• Short problem A:
In the review of The Two Towers, which two characters does the writer feel have the most life in the stories so far?
• Short problem B:
Return, word for word, the part of the Two Towers review from "The story suffers" up to and including "worth reading, though.".

• Page:

A bunch of what I recall from the movie — Gimli and Legolas keeping score during the Battle of Helm’s Deep, for example — seemed like it couldn’t have existed in the book.  Imagine my surprise when I realized that it was in the books first!  That kind of competition seemed like something tied in to the video game audience Jackson was pandering to, so to see it in the book was a bit of a shock.  I will say that Tolkien handled that exchange a lot better than I recall it from the movie, so there’s that to consider.  It felt more like two friends bandying about during the heat of the battle, instead of the one-upmanship that the movie took.

Interestingly enough, the characters who I feel have the most life in the stories so far are Gimli and Sam, two characters whose honor carries them above all else, and whose personalities turn them into comic relief for a good part of the story.  I think part of what makes them so memorable is that they aren’t so serious all the time.  Gimli certainly presents himself that way, but his lust for battle makes him a little more humorous than the rest of the cast.  That aspect of his character, I think, was well translated to the movie.

The story suffers mildly for being the second in a trilogy that was never intended to be a trilogy at all, but it’s hard to fault the story for that point.  Tolkien wanted the books to be released all together as one volume (and, interestingly enough, the printings that I’m reading number the pages of volumes two and three consecutively from volume one), and if The Two Towers is criticized for its lack of exposition and character introduction, then that critic is missing the point.  I do find that the story would have been better told interspersing the events of books three and four instead of segregating them, but that’s another point for Jackson and his vision.

There’s not much to say about the book that hasn’t been written before.  It’s certainly worth reading, though.

(Excerpt from a dataset)
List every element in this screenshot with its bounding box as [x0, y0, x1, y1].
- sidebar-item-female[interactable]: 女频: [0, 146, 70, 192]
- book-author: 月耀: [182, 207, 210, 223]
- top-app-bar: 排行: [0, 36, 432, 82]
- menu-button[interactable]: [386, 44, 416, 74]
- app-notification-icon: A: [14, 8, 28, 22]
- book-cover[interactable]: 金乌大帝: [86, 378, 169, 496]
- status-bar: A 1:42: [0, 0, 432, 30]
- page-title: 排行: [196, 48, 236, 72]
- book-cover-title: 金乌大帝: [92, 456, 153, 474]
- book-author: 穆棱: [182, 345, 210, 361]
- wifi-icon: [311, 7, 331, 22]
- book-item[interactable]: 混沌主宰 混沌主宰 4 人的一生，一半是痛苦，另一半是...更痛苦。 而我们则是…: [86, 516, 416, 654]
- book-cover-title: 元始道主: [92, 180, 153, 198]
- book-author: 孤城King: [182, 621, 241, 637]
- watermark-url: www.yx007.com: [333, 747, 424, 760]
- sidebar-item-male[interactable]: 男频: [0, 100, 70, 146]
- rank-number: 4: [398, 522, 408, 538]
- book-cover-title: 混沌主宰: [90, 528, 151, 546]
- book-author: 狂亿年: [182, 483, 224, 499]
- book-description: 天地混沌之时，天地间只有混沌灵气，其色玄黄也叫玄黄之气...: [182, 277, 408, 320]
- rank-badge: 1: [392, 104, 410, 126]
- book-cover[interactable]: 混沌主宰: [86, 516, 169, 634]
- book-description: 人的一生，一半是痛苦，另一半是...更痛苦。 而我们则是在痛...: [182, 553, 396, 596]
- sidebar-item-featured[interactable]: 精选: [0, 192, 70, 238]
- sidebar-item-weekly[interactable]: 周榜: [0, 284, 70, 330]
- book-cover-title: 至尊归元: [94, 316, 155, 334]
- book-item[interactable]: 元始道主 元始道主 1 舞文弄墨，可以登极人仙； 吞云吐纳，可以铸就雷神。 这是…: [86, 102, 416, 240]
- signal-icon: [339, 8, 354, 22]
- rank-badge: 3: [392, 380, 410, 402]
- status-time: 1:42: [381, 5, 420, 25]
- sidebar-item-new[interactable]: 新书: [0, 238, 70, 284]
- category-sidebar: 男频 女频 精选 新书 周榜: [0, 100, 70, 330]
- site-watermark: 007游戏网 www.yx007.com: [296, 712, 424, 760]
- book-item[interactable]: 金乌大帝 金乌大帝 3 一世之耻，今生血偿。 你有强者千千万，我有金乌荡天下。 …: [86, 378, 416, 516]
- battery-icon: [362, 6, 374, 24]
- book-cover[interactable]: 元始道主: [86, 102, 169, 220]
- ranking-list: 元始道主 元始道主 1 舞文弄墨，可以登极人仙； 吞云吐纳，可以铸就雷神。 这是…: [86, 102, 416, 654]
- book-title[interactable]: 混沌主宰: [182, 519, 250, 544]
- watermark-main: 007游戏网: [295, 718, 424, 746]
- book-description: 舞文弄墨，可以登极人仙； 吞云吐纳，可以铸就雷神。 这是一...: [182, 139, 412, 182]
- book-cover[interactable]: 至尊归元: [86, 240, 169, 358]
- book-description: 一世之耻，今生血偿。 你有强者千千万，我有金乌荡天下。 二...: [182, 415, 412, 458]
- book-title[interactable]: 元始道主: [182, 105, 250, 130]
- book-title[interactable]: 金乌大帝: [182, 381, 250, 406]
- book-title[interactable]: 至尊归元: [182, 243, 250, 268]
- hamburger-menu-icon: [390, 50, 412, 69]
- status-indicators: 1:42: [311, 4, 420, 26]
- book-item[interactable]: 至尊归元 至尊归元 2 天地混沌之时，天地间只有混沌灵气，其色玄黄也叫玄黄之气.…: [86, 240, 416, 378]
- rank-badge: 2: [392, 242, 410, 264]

• Task response A:
Gimli and Sam.

• Task response B:
The story suffers mildly for being the second in a trilogy that was never intended to be a trilogy at all, but it’s hard to fault the story for that point.  Tolkien wanted the books to be released all together as one volume (and, interestingly enough, the printings that I’m reading number the pages of volumes two and three consecutively from volume one), and if The Two Towers is criticized for its lack of exposition and character introduction, then that critic is missing the point.  I do find that the story would have been better told interspersing the events of books three and four instead of segregating them, but that’s another point for Jackson and his vision.

There’s not much to say about the book that hasn’t been written before.  It’s certainly worth reading, though.